Stored data »
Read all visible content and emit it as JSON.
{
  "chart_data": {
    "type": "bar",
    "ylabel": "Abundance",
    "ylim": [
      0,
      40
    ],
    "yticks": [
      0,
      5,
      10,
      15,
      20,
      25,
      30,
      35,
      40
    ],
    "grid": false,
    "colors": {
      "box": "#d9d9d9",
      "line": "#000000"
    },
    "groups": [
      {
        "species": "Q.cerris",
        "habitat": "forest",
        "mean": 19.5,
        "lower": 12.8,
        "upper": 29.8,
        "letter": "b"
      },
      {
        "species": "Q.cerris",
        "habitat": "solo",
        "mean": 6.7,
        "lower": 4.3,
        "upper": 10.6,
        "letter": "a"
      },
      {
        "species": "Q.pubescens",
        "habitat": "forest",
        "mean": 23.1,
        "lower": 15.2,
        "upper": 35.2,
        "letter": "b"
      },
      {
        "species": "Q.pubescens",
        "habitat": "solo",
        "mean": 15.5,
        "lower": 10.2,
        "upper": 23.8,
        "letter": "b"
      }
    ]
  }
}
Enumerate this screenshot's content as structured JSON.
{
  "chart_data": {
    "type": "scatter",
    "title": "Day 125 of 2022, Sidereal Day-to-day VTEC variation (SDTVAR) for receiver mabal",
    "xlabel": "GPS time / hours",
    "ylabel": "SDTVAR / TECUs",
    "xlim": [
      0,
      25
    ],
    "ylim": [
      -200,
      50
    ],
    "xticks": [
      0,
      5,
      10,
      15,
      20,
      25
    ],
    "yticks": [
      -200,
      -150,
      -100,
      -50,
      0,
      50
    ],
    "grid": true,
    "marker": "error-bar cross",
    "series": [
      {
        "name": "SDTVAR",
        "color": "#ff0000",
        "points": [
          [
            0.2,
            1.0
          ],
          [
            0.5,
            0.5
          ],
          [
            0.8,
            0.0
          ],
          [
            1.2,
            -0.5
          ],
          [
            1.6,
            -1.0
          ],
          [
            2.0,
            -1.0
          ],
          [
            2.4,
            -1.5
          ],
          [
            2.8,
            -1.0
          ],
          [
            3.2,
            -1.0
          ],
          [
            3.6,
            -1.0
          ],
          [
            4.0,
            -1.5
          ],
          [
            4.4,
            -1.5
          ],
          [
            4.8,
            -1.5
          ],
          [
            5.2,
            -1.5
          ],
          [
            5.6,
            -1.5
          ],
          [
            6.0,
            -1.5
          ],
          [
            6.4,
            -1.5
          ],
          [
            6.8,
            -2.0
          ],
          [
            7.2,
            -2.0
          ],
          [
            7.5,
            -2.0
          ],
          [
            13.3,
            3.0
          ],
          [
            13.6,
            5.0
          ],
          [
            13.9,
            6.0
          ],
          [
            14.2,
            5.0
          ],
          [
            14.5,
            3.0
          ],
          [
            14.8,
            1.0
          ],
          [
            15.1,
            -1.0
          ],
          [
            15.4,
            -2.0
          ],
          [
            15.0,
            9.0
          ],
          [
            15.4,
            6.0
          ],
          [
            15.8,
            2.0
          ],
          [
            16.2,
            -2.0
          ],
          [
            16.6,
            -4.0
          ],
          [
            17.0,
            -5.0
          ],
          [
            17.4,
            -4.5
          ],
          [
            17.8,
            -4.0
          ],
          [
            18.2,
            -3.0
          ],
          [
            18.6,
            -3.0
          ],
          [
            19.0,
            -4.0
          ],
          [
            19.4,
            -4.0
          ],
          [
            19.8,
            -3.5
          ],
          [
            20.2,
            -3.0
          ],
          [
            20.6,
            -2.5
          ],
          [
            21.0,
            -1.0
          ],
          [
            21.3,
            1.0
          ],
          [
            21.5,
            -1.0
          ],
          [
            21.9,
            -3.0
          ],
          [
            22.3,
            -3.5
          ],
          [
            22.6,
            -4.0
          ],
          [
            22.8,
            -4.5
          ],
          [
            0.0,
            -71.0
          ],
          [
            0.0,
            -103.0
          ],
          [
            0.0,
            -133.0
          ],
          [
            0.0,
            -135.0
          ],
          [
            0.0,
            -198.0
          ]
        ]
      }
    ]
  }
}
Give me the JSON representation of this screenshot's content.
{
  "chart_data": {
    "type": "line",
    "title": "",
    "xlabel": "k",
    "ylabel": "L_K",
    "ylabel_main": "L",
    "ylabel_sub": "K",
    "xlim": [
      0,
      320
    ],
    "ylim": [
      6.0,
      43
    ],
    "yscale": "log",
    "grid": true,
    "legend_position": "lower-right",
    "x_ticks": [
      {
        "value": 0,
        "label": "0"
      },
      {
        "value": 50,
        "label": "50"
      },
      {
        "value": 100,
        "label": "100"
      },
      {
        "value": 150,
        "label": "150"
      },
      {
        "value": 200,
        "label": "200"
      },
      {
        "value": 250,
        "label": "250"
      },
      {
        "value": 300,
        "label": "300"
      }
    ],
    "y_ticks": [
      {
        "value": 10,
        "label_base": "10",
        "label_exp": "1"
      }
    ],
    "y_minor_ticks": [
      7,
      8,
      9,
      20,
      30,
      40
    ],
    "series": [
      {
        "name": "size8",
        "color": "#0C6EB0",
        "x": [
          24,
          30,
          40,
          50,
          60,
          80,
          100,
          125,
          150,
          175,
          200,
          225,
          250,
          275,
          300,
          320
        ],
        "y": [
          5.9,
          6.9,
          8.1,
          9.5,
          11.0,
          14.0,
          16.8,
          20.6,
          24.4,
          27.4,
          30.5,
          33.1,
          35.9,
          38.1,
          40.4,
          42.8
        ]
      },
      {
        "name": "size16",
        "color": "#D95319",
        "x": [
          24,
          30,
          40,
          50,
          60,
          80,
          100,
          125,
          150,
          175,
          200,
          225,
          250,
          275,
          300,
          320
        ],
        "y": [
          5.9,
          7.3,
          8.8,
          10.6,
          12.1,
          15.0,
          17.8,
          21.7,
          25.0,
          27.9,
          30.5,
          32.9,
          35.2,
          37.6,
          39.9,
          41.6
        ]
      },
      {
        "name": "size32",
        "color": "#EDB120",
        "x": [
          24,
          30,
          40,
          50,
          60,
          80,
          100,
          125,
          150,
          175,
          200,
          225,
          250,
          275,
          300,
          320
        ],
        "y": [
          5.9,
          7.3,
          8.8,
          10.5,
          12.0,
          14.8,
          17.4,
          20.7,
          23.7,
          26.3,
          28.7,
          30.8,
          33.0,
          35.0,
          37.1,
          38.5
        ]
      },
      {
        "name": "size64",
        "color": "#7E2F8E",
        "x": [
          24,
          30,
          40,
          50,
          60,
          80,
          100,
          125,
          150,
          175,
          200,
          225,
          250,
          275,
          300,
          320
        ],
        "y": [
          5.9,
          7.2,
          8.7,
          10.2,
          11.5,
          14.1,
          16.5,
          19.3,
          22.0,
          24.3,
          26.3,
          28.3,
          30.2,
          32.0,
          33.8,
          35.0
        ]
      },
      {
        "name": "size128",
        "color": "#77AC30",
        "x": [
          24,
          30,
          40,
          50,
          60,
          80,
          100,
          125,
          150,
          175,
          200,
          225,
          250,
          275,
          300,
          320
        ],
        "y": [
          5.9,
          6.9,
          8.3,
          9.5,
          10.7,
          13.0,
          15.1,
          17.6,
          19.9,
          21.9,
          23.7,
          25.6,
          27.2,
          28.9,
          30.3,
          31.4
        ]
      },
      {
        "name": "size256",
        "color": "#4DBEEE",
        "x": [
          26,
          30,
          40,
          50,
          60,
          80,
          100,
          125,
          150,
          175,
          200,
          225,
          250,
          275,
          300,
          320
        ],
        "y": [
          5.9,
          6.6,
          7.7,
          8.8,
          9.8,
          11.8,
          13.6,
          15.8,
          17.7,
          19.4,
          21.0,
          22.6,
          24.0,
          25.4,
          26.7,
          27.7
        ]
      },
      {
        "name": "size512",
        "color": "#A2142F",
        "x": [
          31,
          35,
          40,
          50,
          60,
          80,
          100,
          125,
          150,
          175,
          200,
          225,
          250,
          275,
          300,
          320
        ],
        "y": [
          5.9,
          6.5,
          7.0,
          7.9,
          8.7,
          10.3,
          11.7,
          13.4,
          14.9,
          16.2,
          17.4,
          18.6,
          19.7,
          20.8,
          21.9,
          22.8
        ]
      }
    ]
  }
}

DO THIS » Select the lines in this material that hold the word "SDTVAR", leaving none out.

RESULT »
    "title": "Day 125 of 2022, Sidereal Day-to-day VTEC variation (SDTVAR) for receiver mabal",
    "ylabel": "SDTVAR / TECUs",
        "name": "SDTVAR",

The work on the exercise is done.